### WRITTEN TASK
From the entries below, please gather each line containing the string "Tatyana".

### DATASET ENTRIES
>>>
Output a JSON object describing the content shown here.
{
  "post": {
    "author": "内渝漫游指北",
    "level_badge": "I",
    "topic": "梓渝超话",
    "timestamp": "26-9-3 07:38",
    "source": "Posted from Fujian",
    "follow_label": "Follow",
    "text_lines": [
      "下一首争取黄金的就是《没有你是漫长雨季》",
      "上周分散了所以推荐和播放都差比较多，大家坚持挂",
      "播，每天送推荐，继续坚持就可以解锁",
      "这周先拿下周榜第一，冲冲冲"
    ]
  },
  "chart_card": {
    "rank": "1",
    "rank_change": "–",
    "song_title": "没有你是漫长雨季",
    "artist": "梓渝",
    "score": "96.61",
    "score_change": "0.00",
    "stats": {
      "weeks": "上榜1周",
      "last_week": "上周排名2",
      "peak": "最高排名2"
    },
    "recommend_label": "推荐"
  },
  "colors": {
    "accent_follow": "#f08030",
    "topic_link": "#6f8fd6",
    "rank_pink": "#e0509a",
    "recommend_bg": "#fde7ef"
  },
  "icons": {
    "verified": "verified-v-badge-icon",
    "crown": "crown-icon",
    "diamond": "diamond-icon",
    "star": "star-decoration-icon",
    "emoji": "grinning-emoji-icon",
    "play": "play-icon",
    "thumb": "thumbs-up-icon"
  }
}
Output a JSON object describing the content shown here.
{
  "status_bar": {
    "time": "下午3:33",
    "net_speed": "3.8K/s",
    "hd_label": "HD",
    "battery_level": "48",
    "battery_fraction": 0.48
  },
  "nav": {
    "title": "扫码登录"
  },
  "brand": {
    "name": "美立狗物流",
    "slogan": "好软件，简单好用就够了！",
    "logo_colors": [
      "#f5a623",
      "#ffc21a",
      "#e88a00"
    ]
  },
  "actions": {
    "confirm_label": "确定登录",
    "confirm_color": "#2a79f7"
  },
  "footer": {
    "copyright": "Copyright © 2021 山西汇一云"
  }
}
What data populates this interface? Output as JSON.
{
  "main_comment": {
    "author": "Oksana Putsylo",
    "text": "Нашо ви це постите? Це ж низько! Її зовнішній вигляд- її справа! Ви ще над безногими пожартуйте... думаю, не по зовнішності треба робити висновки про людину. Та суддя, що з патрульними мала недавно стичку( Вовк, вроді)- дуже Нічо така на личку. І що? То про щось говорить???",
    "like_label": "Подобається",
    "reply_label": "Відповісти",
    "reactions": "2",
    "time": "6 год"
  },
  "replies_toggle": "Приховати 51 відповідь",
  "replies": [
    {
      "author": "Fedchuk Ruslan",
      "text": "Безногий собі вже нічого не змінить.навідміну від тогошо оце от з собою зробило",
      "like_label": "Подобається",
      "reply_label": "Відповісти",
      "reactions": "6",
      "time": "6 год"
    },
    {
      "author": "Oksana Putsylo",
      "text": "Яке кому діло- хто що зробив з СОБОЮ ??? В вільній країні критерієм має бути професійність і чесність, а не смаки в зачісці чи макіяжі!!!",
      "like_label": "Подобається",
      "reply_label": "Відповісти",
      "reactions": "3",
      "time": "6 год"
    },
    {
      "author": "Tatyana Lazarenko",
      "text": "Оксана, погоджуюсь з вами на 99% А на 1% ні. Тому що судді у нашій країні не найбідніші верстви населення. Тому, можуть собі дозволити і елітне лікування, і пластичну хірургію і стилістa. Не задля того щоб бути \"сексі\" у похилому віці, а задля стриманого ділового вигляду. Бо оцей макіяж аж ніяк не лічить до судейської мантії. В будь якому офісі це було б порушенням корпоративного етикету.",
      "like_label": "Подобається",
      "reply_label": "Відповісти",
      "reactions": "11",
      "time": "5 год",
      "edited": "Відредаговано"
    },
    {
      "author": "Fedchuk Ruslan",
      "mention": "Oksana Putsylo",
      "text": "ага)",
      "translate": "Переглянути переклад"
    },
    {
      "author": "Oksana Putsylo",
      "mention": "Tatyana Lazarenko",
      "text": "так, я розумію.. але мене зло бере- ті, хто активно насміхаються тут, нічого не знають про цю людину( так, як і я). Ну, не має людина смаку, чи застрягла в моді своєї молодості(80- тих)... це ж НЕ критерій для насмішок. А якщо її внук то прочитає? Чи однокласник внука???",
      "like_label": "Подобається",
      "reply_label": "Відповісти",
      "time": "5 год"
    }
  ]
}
<<<
### EXERCISE SOLUTION
      "author": "Tatyana Lazarenko",
      "mention": "Tatyana Lazarenko",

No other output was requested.